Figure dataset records

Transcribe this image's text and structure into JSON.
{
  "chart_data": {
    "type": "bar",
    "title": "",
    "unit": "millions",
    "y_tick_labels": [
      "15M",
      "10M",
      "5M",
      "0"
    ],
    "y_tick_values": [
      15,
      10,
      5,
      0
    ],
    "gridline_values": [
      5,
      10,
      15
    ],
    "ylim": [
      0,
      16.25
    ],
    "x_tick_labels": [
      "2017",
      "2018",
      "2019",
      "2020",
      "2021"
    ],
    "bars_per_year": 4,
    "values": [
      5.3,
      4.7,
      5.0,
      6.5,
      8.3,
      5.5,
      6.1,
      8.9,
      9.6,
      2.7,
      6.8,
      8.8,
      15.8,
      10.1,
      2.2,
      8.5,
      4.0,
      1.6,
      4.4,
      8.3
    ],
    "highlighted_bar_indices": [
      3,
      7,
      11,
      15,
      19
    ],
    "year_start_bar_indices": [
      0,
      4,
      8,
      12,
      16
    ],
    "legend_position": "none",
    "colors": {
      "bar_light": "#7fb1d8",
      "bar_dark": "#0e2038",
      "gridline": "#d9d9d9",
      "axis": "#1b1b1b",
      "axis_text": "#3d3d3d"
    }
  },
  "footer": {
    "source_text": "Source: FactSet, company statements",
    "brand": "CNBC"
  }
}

Task description >> Return every line of the material exactly.

Expected answer >>
Transcribe this image's text and structure into JSON.
{
  "chart_data": {
    "type": "bar",
    "title": "",
    "unit": "millions",
    "y_tick_labels": [
      "15M",
      "10M",
      "5M",
      "0"
    ],
    "y_tick_values": [
      15,
      10,
      5,
      0
    ],
    "gridline_values": [
      5,
      10,
      15
    ],
    "ylim": [
      0,
      16.25
    ],
    "x_tick_labels": [
      "2017",
      "2018",
      "2019",
      "2020",
      "2021"
    ],
    "bars_per_year": 4,
    "values": [
      5.3,
      4.7,
      5.0,
      6.5,
      8.3,
      5.5,
      6.1,
      8.9,
      9.6,
      2.7,
      6.8,
      8.8,
      15.8,
      10.1,
      2.2,
      8.5,
      4.0,
      1.6,
      4.4,
      8.3
    ],
    "highlighted_bar_indices": [
      3,
      7,
      11,
      15,
      19
    ],
    "year_start_bar_indices": [
      0,
      4,
      8,
      12,
      16
    ],
    "legend_position": "none",
    "colors": {
      "bar_light": "#7fb1d8",
      "bar_dark": "#0e2038",
      "gridline": "#d9d9d9",
      "axis": "#1b1b1b",
      "axis_text": "#3d3d3d"
    }
  },
  "footer": {
    "source_text": "Source: FactSet, company statements",
    "brand": "CNBC"
  }
}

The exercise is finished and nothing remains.